INSTRUCTIONS TO FOLLOW »
Set out every line bearing the string "durch".
----- RECORD EXCERPTS -----
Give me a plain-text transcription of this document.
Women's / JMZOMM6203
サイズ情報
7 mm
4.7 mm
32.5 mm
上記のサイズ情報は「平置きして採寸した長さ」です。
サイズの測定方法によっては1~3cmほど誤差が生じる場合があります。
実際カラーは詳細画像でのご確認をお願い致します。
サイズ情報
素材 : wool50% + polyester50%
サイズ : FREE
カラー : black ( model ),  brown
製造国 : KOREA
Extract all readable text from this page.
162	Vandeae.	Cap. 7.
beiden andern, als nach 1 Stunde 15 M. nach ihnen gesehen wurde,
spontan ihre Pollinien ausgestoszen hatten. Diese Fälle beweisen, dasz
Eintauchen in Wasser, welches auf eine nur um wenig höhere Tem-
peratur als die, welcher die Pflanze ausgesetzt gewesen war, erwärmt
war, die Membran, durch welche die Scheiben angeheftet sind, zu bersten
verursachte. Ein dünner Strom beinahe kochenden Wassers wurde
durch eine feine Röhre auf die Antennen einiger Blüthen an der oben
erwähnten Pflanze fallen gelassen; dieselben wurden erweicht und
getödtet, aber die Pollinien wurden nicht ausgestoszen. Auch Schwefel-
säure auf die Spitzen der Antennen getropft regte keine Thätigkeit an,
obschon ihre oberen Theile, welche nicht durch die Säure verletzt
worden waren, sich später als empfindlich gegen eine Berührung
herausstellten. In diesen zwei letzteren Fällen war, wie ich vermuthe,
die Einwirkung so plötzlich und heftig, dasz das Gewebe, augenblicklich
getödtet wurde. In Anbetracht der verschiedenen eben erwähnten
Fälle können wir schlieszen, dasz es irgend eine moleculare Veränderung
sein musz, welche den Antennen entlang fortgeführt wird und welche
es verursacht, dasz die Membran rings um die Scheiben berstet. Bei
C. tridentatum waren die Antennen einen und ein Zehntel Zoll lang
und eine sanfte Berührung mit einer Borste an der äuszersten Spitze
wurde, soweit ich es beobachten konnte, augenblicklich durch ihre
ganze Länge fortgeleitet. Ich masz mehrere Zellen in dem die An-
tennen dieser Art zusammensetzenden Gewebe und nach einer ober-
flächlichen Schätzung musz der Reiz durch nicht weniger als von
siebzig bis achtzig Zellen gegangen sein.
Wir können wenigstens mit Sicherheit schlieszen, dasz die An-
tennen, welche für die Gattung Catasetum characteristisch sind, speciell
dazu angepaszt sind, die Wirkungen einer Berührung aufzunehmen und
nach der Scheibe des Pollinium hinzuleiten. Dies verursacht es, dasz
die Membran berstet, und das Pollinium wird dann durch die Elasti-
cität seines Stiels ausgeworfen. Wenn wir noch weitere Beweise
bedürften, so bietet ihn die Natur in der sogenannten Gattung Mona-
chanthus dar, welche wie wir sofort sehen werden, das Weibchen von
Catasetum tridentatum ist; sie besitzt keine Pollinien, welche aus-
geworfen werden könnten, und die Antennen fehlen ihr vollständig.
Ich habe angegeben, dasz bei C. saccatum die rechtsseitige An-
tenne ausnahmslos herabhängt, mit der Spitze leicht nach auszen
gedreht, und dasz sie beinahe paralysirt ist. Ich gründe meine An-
-----
TASK SOLUTION »
war, die Membran, durch welche die Scheiben angeheftet sind, zu bersten
durch eine feine Röhre auf die Antennen einiger Blüthen an der oben
obschon ihre oberen Theile, welche nicht durch die Säure verletzt
wurde, soweit ich es beobachten konnte, augenblicklich durch ihre
flächlichen Schätzung musz der Reiz durch nicht weniger als von
die Membran berstet, und das Pollinium wird dann durch die Elasti-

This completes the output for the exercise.